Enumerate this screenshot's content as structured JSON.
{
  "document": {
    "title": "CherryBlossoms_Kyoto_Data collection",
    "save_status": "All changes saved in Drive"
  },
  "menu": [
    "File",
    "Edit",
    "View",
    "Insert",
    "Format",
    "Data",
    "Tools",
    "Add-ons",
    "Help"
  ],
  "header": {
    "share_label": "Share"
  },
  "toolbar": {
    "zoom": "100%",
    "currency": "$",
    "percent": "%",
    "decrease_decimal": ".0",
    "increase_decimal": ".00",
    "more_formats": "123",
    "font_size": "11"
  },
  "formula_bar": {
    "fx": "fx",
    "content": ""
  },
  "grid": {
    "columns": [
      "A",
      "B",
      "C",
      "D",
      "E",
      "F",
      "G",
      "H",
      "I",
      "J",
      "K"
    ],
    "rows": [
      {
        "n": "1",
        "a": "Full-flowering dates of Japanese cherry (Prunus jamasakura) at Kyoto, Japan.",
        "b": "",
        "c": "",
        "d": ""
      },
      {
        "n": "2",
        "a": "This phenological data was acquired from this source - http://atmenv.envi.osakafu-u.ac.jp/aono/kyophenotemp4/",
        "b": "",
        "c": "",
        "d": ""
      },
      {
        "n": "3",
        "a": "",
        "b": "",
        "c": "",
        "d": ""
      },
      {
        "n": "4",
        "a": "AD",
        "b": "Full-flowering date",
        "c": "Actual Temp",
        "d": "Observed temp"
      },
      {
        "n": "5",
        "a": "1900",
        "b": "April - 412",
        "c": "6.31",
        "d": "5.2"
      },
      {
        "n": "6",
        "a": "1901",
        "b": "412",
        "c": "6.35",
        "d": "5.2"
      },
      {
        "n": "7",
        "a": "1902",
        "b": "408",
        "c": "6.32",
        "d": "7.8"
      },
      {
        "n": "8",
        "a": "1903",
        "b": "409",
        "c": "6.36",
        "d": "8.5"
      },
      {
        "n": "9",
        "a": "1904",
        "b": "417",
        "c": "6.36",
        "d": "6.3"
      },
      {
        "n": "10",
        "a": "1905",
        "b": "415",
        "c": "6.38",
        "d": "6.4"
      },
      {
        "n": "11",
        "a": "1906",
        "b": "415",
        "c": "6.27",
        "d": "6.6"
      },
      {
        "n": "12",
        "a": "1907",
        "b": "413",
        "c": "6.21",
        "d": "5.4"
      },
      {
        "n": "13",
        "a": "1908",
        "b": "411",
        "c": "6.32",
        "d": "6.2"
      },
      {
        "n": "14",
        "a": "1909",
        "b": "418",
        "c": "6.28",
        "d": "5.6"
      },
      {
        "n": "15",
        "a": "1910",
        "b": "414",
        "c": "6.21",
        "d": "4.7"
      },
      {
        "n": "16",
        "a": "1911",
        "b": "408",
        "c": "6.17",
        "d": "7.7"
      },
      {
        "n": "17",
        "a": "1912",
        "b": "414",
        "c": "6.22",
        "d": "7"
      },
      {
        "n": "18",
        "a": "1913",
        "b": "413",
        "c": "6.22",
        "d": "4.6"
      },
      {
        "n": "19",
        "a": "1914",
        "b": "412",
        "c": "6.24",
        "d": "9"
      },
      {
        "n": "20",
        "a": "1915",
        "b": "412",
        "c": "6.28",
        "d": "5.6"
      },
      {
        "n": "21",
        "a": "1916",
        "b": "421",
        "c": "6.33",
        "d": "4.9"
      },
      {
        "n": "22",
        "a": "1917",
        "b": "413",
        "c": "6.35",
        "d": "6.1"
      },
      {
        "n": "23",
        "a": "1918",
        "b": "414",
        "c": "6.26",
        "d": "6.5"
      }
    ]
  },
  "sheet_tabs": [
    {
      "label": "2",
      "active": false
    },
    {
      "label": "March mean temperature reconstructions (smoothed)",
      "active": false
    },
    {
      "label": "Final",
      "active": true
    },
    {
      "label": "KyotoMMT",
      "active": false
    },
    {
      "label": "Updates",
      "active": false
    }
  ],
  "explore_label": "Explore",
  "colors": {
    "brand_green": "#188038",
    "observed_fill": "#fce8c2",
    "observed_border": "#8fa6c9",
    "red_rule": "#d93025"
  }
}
___
_Exercise task_
From the material above, gather all lines that include the string "content" and copy them.

_Output of the task_
Enumerate this screenshot's content as structured JSON.
    "content": ""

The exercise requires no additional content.